▶ [Task to carry out] Copy every line of the records below that holds the word "قوله".

Saved data entries:

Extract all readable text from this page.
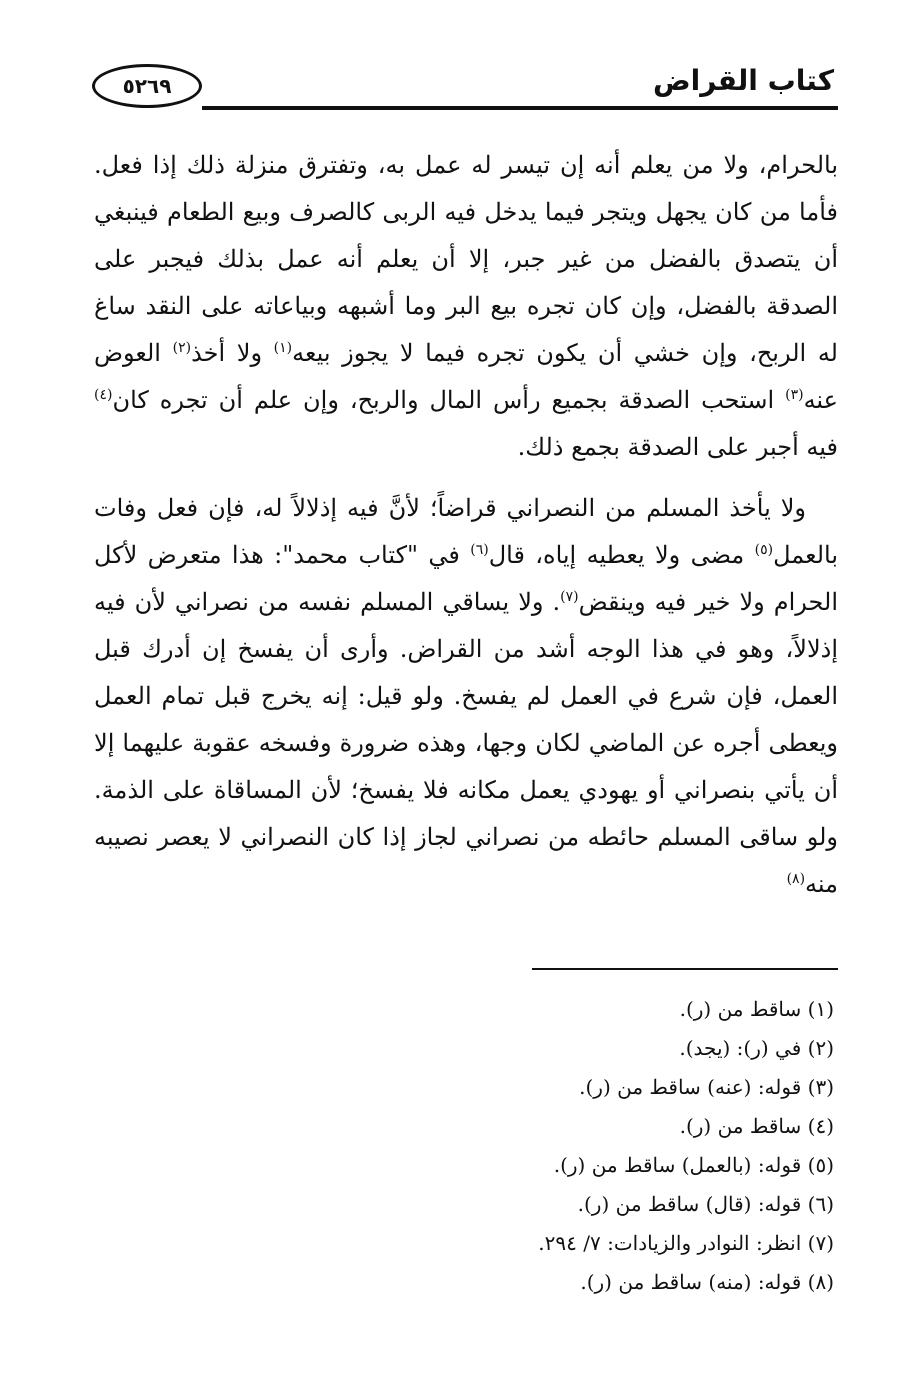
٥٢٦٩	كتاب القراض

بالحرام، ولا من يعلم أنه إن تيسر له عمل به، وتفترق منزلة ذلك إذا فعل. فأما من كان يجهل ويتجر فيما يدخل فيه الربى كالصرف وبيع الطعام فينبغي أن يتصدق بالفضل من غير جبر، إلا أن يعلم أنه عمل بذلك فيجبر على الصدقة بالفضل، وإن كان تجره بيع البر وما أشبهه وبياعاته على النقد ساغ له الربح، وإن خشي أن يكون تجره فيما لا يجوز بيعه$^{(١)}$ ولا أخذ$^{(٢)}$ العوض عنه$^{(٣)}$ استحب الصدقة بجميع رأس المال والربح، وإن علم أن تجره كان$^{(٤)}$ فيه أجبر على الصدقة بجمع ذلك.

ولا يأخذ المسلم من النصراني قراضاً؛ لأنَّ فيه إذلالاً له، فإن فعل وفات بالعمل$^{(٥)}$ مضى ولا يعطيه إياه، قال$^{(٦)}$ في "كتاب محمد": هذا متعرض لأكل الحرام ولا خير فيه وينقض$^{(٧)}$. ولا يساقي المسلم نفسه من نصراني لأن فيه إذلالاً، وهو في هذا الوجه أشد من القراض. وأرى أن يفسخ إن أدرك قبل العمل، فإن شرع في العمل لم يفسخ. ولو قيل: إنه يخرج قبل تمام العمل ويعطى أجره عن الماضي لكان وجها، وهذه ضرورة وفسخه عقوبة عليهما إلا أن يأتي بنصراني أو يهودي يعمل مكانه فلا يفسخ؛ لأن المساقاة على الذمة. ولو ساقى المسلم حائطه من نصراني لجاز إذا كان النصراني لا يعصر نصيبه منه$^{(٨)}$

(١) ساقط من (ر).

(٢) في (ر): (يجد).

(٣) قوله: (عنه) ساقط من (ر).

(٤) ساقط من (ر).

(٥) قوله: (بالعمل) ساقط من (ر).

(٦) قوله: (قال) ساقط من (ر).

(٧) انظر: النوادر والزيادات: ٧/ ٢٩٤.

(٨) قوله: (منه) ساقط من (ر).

==

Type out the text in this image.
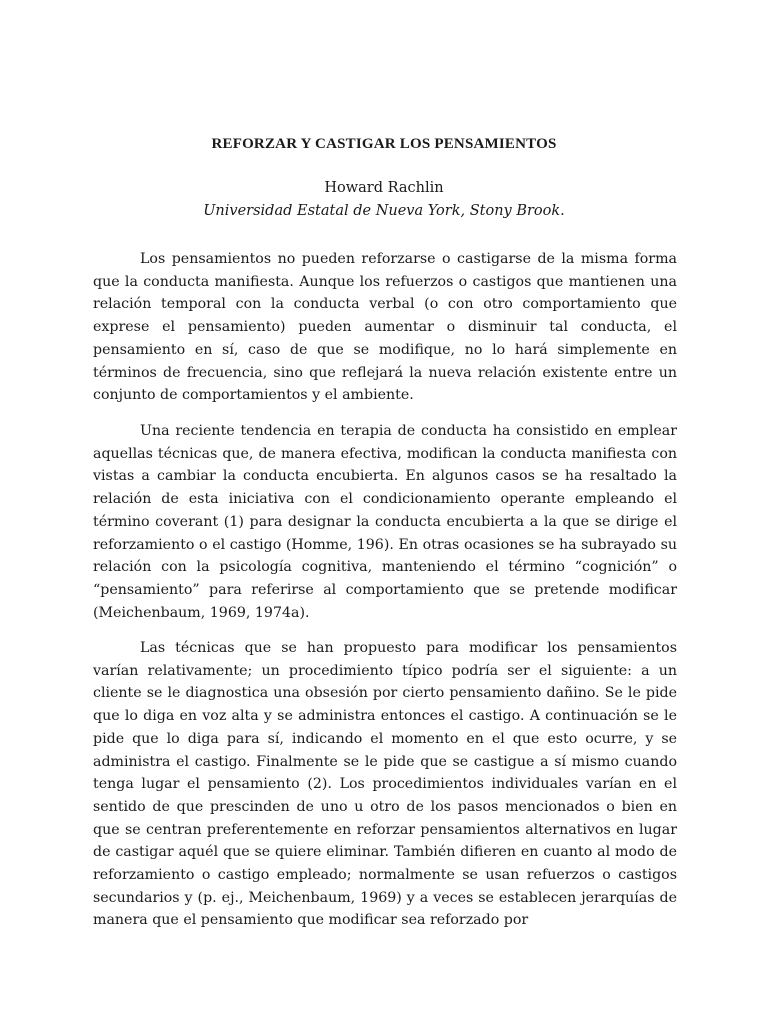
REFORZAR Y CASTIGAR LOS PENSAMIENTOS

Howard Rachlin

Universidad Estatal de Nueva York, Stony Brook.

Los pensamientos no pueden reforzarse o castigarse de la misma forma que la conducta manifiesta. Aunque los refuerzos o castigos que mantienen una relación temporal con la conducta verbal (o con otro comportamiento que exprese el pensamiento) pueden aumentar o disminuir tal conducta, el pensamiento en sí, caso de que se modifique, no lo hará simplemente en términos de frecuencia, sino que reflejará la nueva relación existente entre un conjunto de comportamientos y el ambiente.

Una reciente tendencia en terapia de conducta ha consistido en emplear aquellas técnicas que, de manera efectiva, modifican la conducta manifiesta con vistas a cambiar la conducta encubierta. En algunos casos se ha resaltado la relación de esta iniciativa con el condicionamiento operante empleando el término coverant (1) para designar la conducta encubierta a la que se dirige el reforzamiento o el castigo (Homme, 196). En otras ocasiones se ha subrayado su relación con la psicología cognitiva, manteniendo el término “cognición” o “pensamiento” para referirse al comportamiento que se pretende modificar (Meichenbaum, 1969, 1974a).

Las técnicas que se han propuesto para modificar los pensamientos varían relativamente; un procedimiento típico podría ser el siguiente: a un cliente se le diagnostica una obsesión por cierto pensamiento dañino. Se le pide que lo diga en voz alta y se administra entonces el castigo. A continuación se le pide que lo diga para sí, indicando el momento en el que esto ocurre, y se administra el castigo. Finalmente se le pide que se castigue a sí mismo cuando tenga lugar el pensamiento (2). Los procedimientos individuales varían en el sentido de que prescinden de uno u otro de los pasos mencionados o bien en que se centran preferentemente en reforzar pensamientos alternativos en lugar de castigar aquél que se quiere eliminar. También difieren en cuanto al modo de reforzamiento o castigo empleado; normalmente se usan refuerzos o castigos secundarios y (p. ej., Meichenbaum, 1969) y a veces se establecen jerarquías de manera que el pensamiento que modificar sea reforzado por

▶ [Exercise answer]
(٣) قوله: (عنه) ساقط من (ر).
(٥) قوله: (بالعمل) ساقط من (ر).
(٦) قوله: (قال) ساقط من (ر).
(٨) قوله: (منه) ساقط من (ر).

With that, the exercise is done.